▸ Records
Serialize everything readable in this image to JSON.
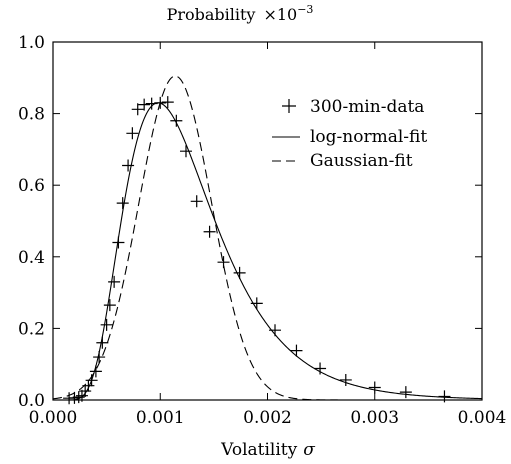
{
  "chart_data": {
    "type": "line",
    "title": "Probability",
    "title_scale": "×10",
    "title_scale_exp": "−3",
    "xlabel": "Volatility",
    "xlabel_symbol": "σ",
    "ylabel": "",
    "xlim": [
      0.0,
      0.004
    ],
    "ylim": [
      0.0,
      1.0
    ],
    "x_ticks": [
      0.0,
      0.001,
      0.002,
      0.003,
      0.004
    ],
    "x_tick_labels": [
      "0.000",
      "0.001",
      "0.002",
      "0.003",
      "0.004"
    ],
    "y_ticks": [
      0.0,
      0.2,
      0.4,
      0.6,
      0.8,
      1.0
    ],
    "y_tick_labels": [
      "0.0",
      "0.2",
      "0.4",
      "0.6",
      "0.8",
      "1.0"
    ],
    "grid": false,
    "legend_position": "top-right",
    "series": [
      {
        "name": "300-min-data",
        "style": "markers-plus",
        "x": [
          0.00015,
          0.0002,
          0.00024,
          0.00027,
          0.0003,
          0.00033,
          0.00036,
          0.0004,
          0.00043,
          0.00046,
          0.0005,
          0.00053,
          0.00057,
          0.00061,
          0.00065,
          0.0007,
          0.00074,
          0.00079,
          0.00085,
          0.00092,
          0.001,
          0.00107,
          0.00115,
          0.00124,
          0.00134,
          0.00146,
          0.00159,
          0.00174,
          0.0019,
          0.00207,
          0.00227,
          0.00249,
          0.00273,
          0.003,
          0.00329,
          0.00365
        ],
        "values": [
          0.005,
          0.006,
          0.008,
          0.012,
          0.025,
          0.04,
          0.055,
          0.08,
          0.12,
          0.16,
          0.21,
          0.265,
          0.33,
          0.44,
          0.55,
          0.655,
          0.745,
          0.812,
          0.825,
          0.828,
          0.83,
          0.832,
          0.78,
          0.695,
          0.555,
          0.47,
          0.385,
          0.355,
          0.27,
          0.195,
          0.138,
          0.088,
          0.056,
          0.035,
          0.022,
          0.01
        ]
      },
      {
        "name": "log-normal-fit",
        "style": "solid",
        "distribution": "log-normal",
        "peak_x": 0.00098,
        "peak_y": 0.83
      },
      {
        "name": "Gaussian-fit",
        "style": "dashed",
        "distribution": "gaussian",
        "peak_x": 0.00114,
        "peak_y": 0.905
      }
    ]
  }
}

▸ Set exercise
Copy the entries above faithfully and omit every image.

▸ Task result
Serialize everything readable in this image to JSON.
{
  "chart_data": {
    "type": "line",
    "title": "Probability",
    "title_scale": "×10",
    "title_scale_exp": "−3",
    "xlabel": "Volatility",
    "xlabel_symbol": "σ",
    "ylabel": "",
    "xlim": [
      0.0,
      0.004
    ],
    "ylim": [
      0.0,
      1.0
    ],
    "x_ticks": [
      0.0,
      0.001,
      0.002,
      0.003,
      0.004
    ],
    "x_tick_labels": [
      "0.000",
      "0.001",
      "0.002",
      "0.003",
      "0.004"
    ],
    "y_ticks": [
      0.0,
      0.2,
      0.4,
      0.6,
      0.8,
      1.0
    ],
    "y_tick_labels": [
      "0.0",
      "0.2",
      "0.4",
      "0.6",
      "0.8",
      "1.0"
    ],
    "grid": false,
    "legend_position": "top-right",
    "series": [
      {
        "name": "300-min-data",
        "style": "markers-plus",
        "x": [
          0.00015,
          0.0002,
          0.00024,
          0.00027,
          0.0003,
          0.00033,
          0.00036,
          0.0004,
          0.00043,
          0.00046,
          0.0005,
          0.00053,
          0.00057,
          0.00061,
          0.00065,
          0.0007,
          0.00074,
          0.00079,
          0.00085,
          0.00092,
          0.001,
          0.00107,
          0.00115,
          0.00124,
          0.00134,
          0.00146,
          0.00159,
          0.00174,
          0.0019,
          0.00207,
          0.00227,
          0.00249,
          0.00273,
          0.003,
          0.00329,
          0.00365
        ],
        "values": [
          0.005,
          0.006,
          0.008,
          0.012,
          0.025,
          0.04,
          0.055,
          0.08,
          0.12,
          0.16,
          0.21,
          0.265,
          0.33,
          0.44,
          0.55,
          0.655,
          0.745,
          0.812,
          0.825,
          0.828,
          0.83,
          0.832,
          0.78,
          0.695,
          0.555,
          0.47,
          0.385,
          0.355,
          0.27,
          0.195,
          0.138,
          0.088,
          0.056,
          0.035,
          0.022,
          0.01
        ]
      },
      {
        "name": "log-normal-fit",
        "style": "solid",
        "distribution": "log-normal",
        "peak_x": 0.00098,
        "peak_y": 0.83
      },
      {
        "name": "Gaussian-fit",
        "style": "dashed",
        "distribution": "gaussian",
        "peak_x": 0.00114,
        "peak_y": 0.905
      }
    ]
  }
}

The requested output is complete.